- [POR HACER]
A - ¿Concuerdan con el fragmento sobre el sarampión las afirmaciones (i), (ii) y (iii)? Responde sí o no a cada una y cita las palabras exactas del texto que lo deciden. (i) La diarrea intensa figura entre las consecuencias a corto plazo. (ii) El virus puede reactivarse entre 5 y 7 años después. (iii) La ceguera se atribuye al daño en la córnea.
B - ¿Cómo seguiría el fragmento sobre el sarampión? Continúalo a partir de su última oración.

- [FRAGMENTO PROPORCIONADO]
- - -
Consecuencias a corto plazo
- Infecciones de oído, una de las complicaciones más frecuentes, que puede provocar pérdida temporal de la audición
- Diarrea intensa
- Encefalitis aguda (inflamación del cerebro), que puede causar convulsiones, coma y daño cerebral irreversible
- Ceguera, debido al daño que el virus puede ocasionar en la córnea
Consecuencias a largo plazo
- El virus “borra” la memoria del sistema inmunitario, eliminando los anticuerpos que el niño ya había desarrollado contra otras enfermedades
- Puede permanecer latente en el cerebro y reactivarse entre 7 y 10 años después, provocando un deterioro progresivo hasta causar la muerte
- Sordera total o ceguera irreversible
- Daño neurológico crónico, incluyendo discapacidad intelectual o trastornos permanentes del movimiento
Cómo diferenciar el Sarampión de otros exantemas
Para distinguir el sarampión de otras enfermedades exantemáticas como Rubéola, Escarlatina o Varicela, los Pediatras se basan en una progresión clínica muy específica y en signos patognomónicos.
- - -
- [INFORMACIÓN MOSTRADA]
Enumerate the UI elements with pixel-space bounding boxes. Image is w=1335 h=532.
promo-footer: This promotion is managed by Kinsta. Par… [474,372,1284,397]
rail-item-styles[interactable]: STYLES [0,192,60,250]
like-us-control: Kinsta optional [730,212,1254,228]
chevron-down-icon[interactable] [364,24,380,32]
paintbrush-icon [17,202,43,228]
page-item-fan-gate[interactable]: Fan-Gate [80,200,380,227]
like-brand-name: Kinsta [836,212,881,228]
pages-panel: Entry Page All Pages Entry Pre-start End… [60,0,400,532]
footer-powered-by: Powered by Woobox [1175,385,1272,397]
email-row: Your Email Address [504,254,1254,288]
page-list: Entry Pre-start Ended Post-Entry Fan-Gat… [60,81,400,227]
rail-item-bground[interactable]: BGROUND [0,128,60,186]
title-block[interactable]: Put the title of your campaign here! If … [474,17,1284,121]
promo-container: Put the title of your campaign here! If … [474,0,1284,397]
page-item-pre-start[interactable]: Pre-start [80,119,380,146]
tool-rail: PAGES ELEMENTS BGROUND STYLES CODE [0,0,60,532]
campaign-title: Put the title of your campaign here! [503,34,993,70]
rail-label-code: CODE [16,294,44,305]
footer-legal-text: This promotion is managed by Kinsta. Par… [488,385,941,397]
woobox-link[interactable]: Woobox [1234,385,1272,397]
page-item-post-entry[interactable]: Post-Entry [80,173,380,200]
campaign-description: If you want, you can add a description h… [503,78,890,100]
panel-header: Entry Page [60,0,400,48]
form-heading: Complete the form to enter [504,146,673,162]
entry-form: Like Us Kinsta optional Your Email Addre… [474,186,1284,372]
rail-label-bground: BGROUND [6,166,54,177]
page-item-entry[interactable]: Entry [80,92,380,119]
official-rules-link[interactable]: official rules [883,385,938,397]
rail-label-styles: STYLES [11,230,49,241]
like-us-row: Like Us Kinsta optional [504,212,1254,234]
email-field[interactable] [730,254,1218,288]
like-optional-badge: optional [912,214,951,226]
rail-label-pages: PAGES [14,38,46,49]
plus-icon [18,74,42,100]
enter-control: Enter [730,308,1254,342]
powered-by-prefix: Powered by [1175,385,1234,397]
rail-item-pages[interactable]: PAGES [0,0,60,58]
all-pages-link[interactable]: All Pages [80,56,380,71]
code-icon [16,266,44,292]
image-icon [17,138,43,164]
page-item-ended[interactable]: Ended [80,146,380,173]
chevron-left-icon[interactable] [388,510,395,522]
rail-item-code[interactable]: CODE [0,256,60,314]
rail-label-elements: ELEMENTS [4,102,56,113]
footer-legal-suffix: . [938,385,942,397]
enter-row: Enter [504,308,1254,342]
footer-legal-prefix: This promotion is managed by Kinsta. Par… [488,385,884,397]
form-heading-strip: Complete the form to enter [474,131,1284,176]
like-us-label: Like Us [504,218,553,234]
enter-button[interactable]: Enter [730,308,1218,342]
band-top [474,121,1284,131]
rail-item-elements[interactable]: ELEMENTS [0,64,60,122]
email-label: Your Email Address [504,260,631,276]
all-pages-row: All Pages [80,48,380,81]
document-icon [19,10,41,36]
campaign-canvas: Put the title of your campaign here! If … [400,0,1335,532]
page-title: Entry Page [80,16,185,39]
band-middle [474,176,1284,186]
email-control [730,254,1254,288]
- - -
- [RESPUESTAS ESCRITAS]
A -
(i) Sí: «Diarrea intensa».
(ii) No: «reactivarse entre 7 y 10 años después».
(iii) Sí: «debido al daño que el virus puede ocasionar en la córnea».

B -
El signo definitivo son las Manchas de Koplik, localizadas en la mucosa interna de las mejillas. Además, suelen presentarse Conjuntivitis, coriza y compromiso respiratorio, seguidos de un exantema que inicia en el rostro, en la línea del cabello, y se extiende a todo el cuerpo en forma de grandes parches rojos.
Diferencias clave con enfermedades similares
- Rubéola: fiebre más leve y ganglios inflamados detrás de las orejas y en la nuca
- Escarlatina: lengua en “fresa” y piel con textura similar al papel de lija
- Varicela: lesiones en forma de ampollas con líquido (vesículas) que producen intensa comezón
- Eritema infeccioso: aspecto característico de “mejilla abofeteada”, con enrojecimiento intenso localizado en la cara
Retos actuales en la práctica pediátrica
Uno de los principales desafíos es el diagnóstico y la vigilancia oportuna, ya que el virus del Sarampión es extremadamente contagioso. La cobertura de vacunación disminuyó de manera importante tras la pandemia de Covid-19, sumándose la circulación de información falsa sobre la seguridad de las vacunas y la resistencia promovida por grupos antivacunas. Debe considerarse también la amnesia inmunológica, fenómeno por el cual el virus elimina hasta el 73% de la inmunidad previa del niño, aumentando la vulnerabilidad frente a otras infecciones virales y bacterianas durante los meses posteriores a la recuperación.
Recuperar la confianza en las vacunas
Ante el brote de 2025-2026, la recuperación de la confianza en las vacunas requiere una alianza estratégica entre el sistema de salud y la comunidad educativa, transformando a la escuela en un núcleo de salud comunitaria.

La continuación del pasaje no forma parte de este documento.